§ The task:
Please rewrite the material below, swapping each "product-thumbnail" for "product-image" and changing nothing else. Leave the pictures out of your answer.

☆ ☆ ☆

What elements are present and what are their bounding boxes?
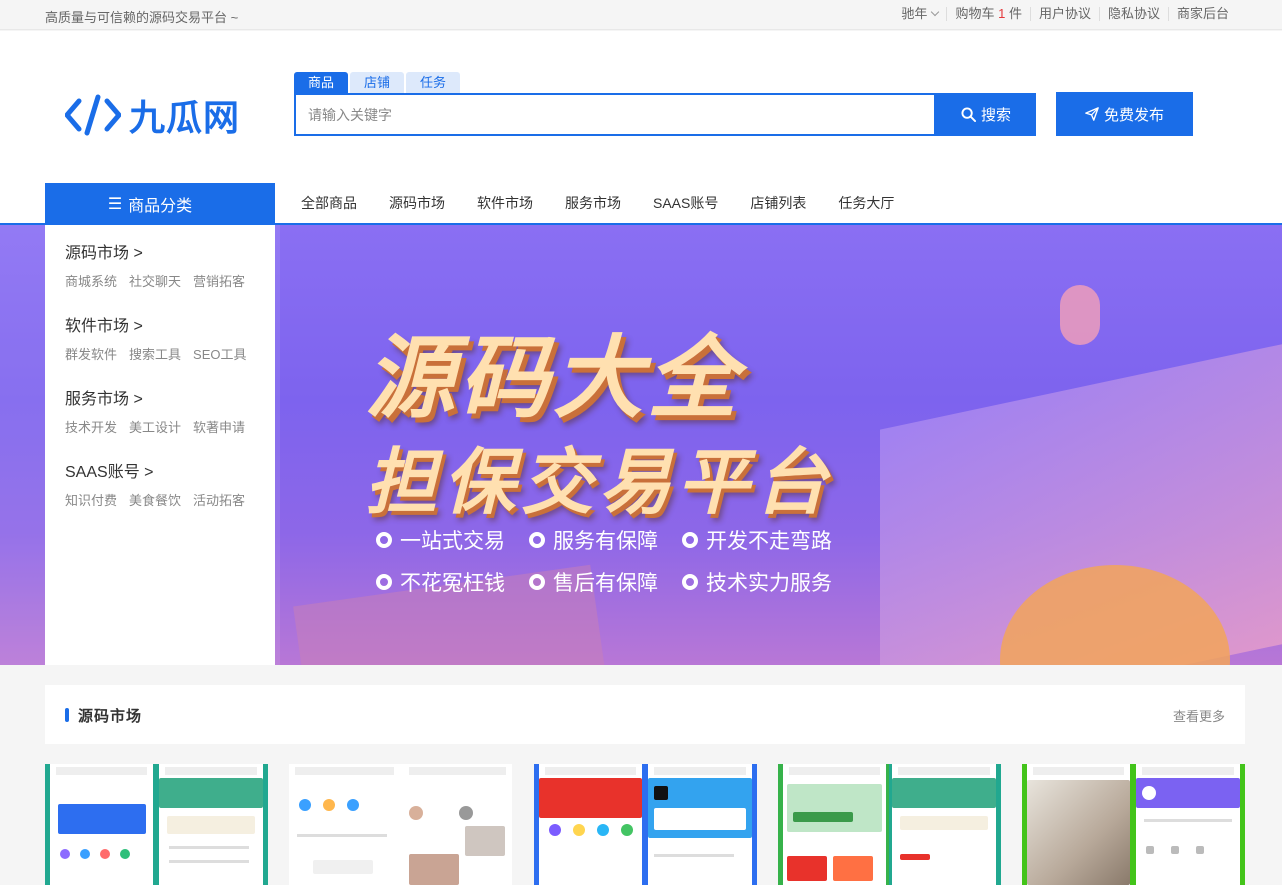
product-thumbnail <box>539 764 642 885</box>
subcategory-link[interactable]: 美工设计 <box>129 417 181 436</box>
banner-feature: 开发不走弯路 <box>682 525 852 555</box>
nav-all-goods[interactable]: 全部商品 <box>285 193 373 213</box>
chevron-down-icon <box>931 7 940 17</box>
cart-link[interactable]: 购物车 1 件 <box>946 7 1030 21</box>
subcategory-link[interactable]: 活动拓客 <box>193 490 245 509</box>
product-thumbnail <box>289 764 400 885</box>
category-title-service[interactable]: 服务市场 > <box>65 385 275 408</box>
site-logo[interactable]: 九瓜网 <box>65 89 240 141</box>
top-bar: 高质量与可信赖的源码交易平台 ~ 驰年 购物车 1 件 用户协议 隐私协议 商家… <box>0 0 1282 30</box>
search-tabs: 商品 店铺 任务 <box>294 72 462 93</box>
nav-service-market[interactable]: 服务市场 <box>549 193 637 213</box>
nav-saas-accounts[interactable]: SAAS账号 <box>637 193 734 213</box>
search-icon <box>961 107 976 122</box>
product-thumbnail <box>892 764 996 885</box>
category-menu-label: 商品分类 <box>128 198 193 215</box>
category-sidebar: 源码市场 > 商城系统 社交聊天 营销拓客 软件市场 > 群发软件 搜索工具 S… <box>45 225 275 665</box>
category-title-saas[interactable]: SAAS账号 > <box>65 458 275 481</box>
search-button[interactable]: 搜索 <box>936 93 1036 136</box>
subcategory-link[interactable]: 营销拓客 <box>193 271 245 290</box>
product-card[interactable] <box>45 764 268 885</box>
username: 驰年 <box>901 6 928 21</box>
nav-source-market[interactable]: 源码市场 <box>373 193 461 213</box>
top-links: 驰年 购物车 1 件 用户协议 隐私协议 商家后台 <box>893 7 1237 21</box>
circle-icon <box>529 532 545 548</box>
cart-label: 购物车 <box>955 6 995 21</box>
subcategory-link[interactable]: 群发软件 <box>65 344 117 363</box>
cart-count: 1 <box>998 6 1006 21</box>
banner-feature: 售后有保障 <box>529 567 682 597</box>
subcategory-link[interactable]: SEO工具 <box>193 344 246 363</box>
site-slogan: 高质量与可信赖的源码交易平台 ~ <box>45 10 239 25</box>
subcategory-link[interactable]: 知识付费 <box>65 490 117 509</box>
product-grid <box>45 764 1245 885</box>
product-thumbnail <box>1027 764 1130 885</box>
product-thumbnail <box>648 764 752 885</box>
send-icon <box>1085 107 1099 121</box>
product-thumbnail <box>1136 764 1240 885</box>
main-nav: ☰ 商品分类 全部商品 源码市场 软件市场 服务市场 SAAS账号 店铺列表 任… <box>0 183 1282 225</box>
banner-feature: 技术实力服务 <box>682 567 852 597</box>
subcategory-link[interactable]: 美食餐饮 <box>129 490 181 509</box>
product-card[interactable] <box>778 764 1001 885</box>
subcategory-link[interactable]: 社交聊天 <box>129 271 181 290</box>
logo-text: 九瓜网 <box>129 97 241 138</box>
search-tab-shops[interactable]: 店铺 <box>350 72 405 93</box>
banner-feature: 不花冤枉钱 <box>376 567 529 597</box>
product-thumbnail <box>783 764 886 885</box>
subcategory-link[interactable]: 搜索工具 <box>129 344 181 363</box>
circle-icon <box>682 532 698 548</box>
publish-button-label: 免费发布 <box>1103 106 1164 124</box>
product-card[interactable] <box>534 764 757 885</box>
category-group: 服务市场 > 技术开发 美工设计 软著申请 <box>65 385 275 458</box>
nav-links: 全部商品 源码市场 软件市场 服务市场 SAAS账号 店铺列表 任务大厅 <box>285 183 910 223</box>
nav-task-hall[interactable]: 任务大厅 <box>822 193 910 213</box>
banner-features: 一站式交易 服务有保障 开发不走弯路 不花冤枉钱 售后有保障 技术实力服务 <box>376 525 896 609</box>
banner-feature: 一站式交易 <box>376 525 529 555</box>
category-title-software[interactable]: 软件市场 > <box>65 312 275 335</box>
circle-icon <box>376 574 392 590</box>
circle-icon <box>682 574 698 590</box>
banner-feature: 服务有保障 <box>529 525 682 555</box>
product-card[interactable] <box>289 764 512 885</box>
search-box <box>294 93 936 136</box>
banner-subheadline: 担保交易平台 <box>365 440 834 524</box>
banner-headline: 源码大全 <box>365 326 741 431</box>
user-menu[interactable]: 驰年 <box>893 7 946 21</box>
subcategory-link[interactable]: 技术开发 <box>65 417 117 436</box>
code-logo-icon <box>65 94 121 136</box>
section-accent-bar <box>65 708 69 722</box>
subcategory-link[interactable]: 商城系统 <box>65 271 117 290</box>
nav-software-market[interactable]: 软件市场 <box>461 193 549 213</box>
category-menu-button[interactable]: ☰ 商品分类 <box>45 183 275 225</box>
product-thumbnail <box>50 764 153 885</box>
section-title: 源码市场 <box>78 708 143 725</box>
subcategory-link[interactable]: 软著申请 <box>193 417 245 436</box>
search-tab-goods[interactable]: 商品 <box>294 72 349 93</box>
nav-shop-list[interactable]: 店铺列表 <box>734 193 822 213</box>
category-title-source[interactable]: 源码市场 > <box>65 239 275 262</box>
category-group: 软件市场 > 群发软件 搜索工具 SEO工具 <box>65 312 275 385</box>
search-tab-tasks[interactable]: 任务 <box>406 72 461 93</box>
privacy-link[interactable]: 隐私协议 <box>1098 7 1168 21</box>
header: 九瓜网 商品 店铺 任务 搜索 免费发布 <box>0 31 1282 183</box>
product-card[interactable] <box>1022 764 1245 885</box>
circle-icon <box>376 532 392 548</box>
circle-icon <box>529 574 545 590</box>
menu-icon: ☰ <box>107 196 123 213</box>
view-more-link[interactable]: 查看更多 <box>1173 706 1225 725</box>
product-thumbnail <box>159 764 263 885</box>
category-group: SAAS账号 > 知识付费 美食餐饮 活动拓客 <box>65 458 275 531</box>
search-input[interactable] <box>296 95 934 134</box>
merchant-backend-link[interactable]: 商家后台 <box>1167 7 1237 21</box>
product-thumbnail <box>403 764 512 885</box>
user-agreement-link[interactable]: 用户协议 <box>1029 7 1099 21</box>
category-group: 源码市场 > 商城系统 社交聊天 营销拓客 <box>65 239 275 312</box>
free-publish-button[interactable]: 免费发布 <box>1056 92 1193 136</box>
section-header: 源码市场 查看更多 <box>45 685 1245 744</box>
search-button-label: 搜索 <box>980 107 1011 124</box>
cart-unit: 件 <box>1008 6 1022 21</box>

☆ ☆ ☆

§ Answer in full:
What elements are present and what are their bounding boxes?
product-image <box>539 764 642 885</box>
subcategory-link[interactable]: 美工设计 <box>129 417 181 436</box>
banner-feature: 开发不走弯路 <box>682 525 852 555</box>
nav-all-goods[interactable]: 全部商品 <box>285 193 373 213</box>
chevron-down-icon <box>931 7 940 17</box>
cart-link[interactable]: 购物车 1 件 <box>946 7 1030 21</box>
subcategory-link[interactable]: 活动拓客 <box>193 490 245 509</box>
product-image <box>289 764 400 885</box>
category-title-service[interactable]: 服务市场 > <box>65 385 275 408</box>
site-logo[interactable]: 九瓜网 <box>65 89 240 141</box>
top-bar: 高质量与可信赖的源码交易平台 ~ 驰年 购物车 1 件 用户协议 隐私协议 商家… <box>0 0 1282 30</box>
search-tabs: 商品 店铺 任务 <box>294 72 462 93</box>
nav-service-market[interactable]: 服务市场 <box>549 193 637 213</box>
nav-saas-accounts[interactable]: SAAS账号 <box>637 193 734 213</box>
search-icon <box>961 107 976 122</box>
product-image <box>892 764 996 885</box>
category-menu-label: 商品分类 <box>128 198 193 215</box>
category-sidebar: 源码市场 > 商城系统 社交聊天 营销拓客 软件市场 > 群发软件 搜索工具 S… <box>45 225 275 665</box>
category-title-saas[interactable]: SAAS账号 > <box>65 458 275 481</box>
search-button[interactable]: 搜索 <box>936 93 1036 136</box>
subcategory-link[interactable]: 营销拓客 <box>193 271 245 290</box>
product-card[interactable] <box>45 764 268 885</box>
username: 驰年 <box>901 6 928 21</box>
nav-source-market[interactable]: 源码市场 <box>373 193 461 213</box>
top-links: 驰年 购物车 1 件 用户协议 隐私协议 商家后台 <box>893 7 1237 21</box>
circle-icon <box>529 532 545 548</box>
cart-label: 购物车 <box>955 6 995 21</box>
subcategory-link[interactable]: 群发软件 <box>65 344 117 363</box>
cart-count: 1 <box>998 6 1006 21</box>
banner-feature: 售后有保障 <box>529 567 682 597</box>
subcategory-link[interactable]: SEO工具 <box>193 344 246 363</box>
site-slogan: 高质量与可信赖的源码交易平台 ~ <box>45 10 239 25</box>
subcategory-link[interactable]: 知识付费 <box>65 490 117 509</box>
product-grid <box>45 764 1245 885</box>
product-image <box>1027 764 1130 885</box>
product-image <box>648 764 752 885</box>
send-icon <box>1085 107 1099 121</box>
product-image <box>1136 764 1240 885</box>
main-nav: ☰ 商品分类 全部商品 源码市场 软件市场 服务市场 SAAS账号 店铺列表 任… <box>0 183 1282 225</box>
banner-feature: 技术实力服务 <box>682 567 852 597</box>
subcategory-link[interactable]: 美食餐饮 <box>129 490 181 509</box>
product-card[interactable] <box>778 764 1001 885</box>
subcategory-link[interactable]: 社交聊天 <box>129 271 181 290</box>
logo-text: 九瓜网 <box>129 97 241 138</box>
search-tab-shops[interactable]: 店铺 <box>350 72 405 93</box>
banner-feature: 不花冤枉钱 <box>376 567 529 597</box>
product-image <box>783 764 886 885</box>
subcategory-link[interactable]: 搜索工具 <box>129 344 181 363</box>
circle-icon <box>682 532 698 548</box>
publish-button-label: 免费发布 <box>1103 106 1164 124</box>
product-card[interactable] <box>534 764 757 885</box>
category-group: 服务市场 > 技术开发 美工设计 软著申请 <box>65 385 275 458</box>
nav-links: 全部商品 源码市场 软件市场 服务市场 SAAS账号 店铺列表 任务大厅 <box>285 183 910 223</box>
nav-task-hall[interactable]: 任务大厅 <box>822 193 910 213</box>
banner-features: 一站式交易 服务有保障 开发不走弯路 不花冤枉钱 售后有保障 技术实力服务 <box>376 525 896 609</box>
banner-feature: 一站式交易 <box>376 525 529 555</box>
category-title-software[interactable]: 软件市场 > <box>65 312 275 335</box>
circle-icon <box>376 574 392 590</box>
circle-icon <box>682 574 698 590</box>
banner-feature: 服务有保障 <box>529 525 682 555</box>
product-card[interactable] <box>289 764 512 885</box>
search-box <box>294 93 936 136</box>
banner-subheadline: 担保交易平台 <box>365 440 834 524</box>
banner-headline: 源码大全 <box>365 326 741 431</box>
user-menu[interactable]: 驰年 <box>893 7 946 21</box>
subcategory-link[interactable]: 技术开发 <box>65 417 117 436</box>
code-logo-icon <box>65 94 121 136</box>
section-accent-bar <box>65 708 69 722</box>
subcategory-link[interactable]: 商城系统 <box>65 271 117 290</box>
nav-software-market[interactable]: 软件市场 <box>461 193 549 213</box>
category-menu-button[interactable]: ☰ 商品分类 <box>45 183 275 225</box>
product-image <box>50 764 153 885</box>
section-title: 源码市场 <box>78 708 143 725</box>
subcategory-link[interactable]: 软著申请 <box>193 417 245 436</box>
search-tab-goods[interactable]: 商品 <box>294 72 349 93</box>
nav-shop-list[interactable]: 店铺列表 <box>734 193 822 213</box>
category-title-source[interactable]: 源码市场 > <box>65 239 275 262</box>
category-group: 软件市场 > 群发软件 搜索工具 SEO工具 <box>65 312 275 385</box>
search-tab-tasks[interactable]: 任务 <box>406 72 461 93</box>
privacy-link[interactable]: 隐私协议 <box>1098 7 1168 21</box>
header: 九瓜网 商品 店铺 任务 搜索 免费发布 <box>0 31 1282 183</box>
product-card[interactable] <box>1022 764 1245 885</box>
circle-icon <box>376 532 392 548</box>
circle-icon <box>529 574 545 590</box>
menu-icon: ☰ <box>107 196 123 213</box>
view-more-link[interactable]: 查看更多 <box>1173 706 1225 725</box>
product-image <box>159 764 263 885</box>
category-group: SAAS账号 > 知识付费 美食餐饮 活动拓客 <box>65 458 275 531</box>
search-input[interactable] <box>296 95 934 134</box>
merchant-backend-link[interactable]: 商家后台 <box>1167 7 1237 21</box>
product-image <box>403 764 512 885</box>
user-agreement-link[interactable]: 用户协议 <box>1029 7 1099 21</box>
category-group: 源码市场 > 商城系统 社交聊天 营销拓客 <box>65 239 275 312</box>
free-publish-button[interactable]: 免费发布 <box>1056 92 1193 136</box>
section-header: 源码市场 查看更多 <box>45 685 1245 744</box>
search-button-label: 搜索 <box>980 107 1011 124</box>
cart-unit: 件 <box>1008 6 1022 21</box>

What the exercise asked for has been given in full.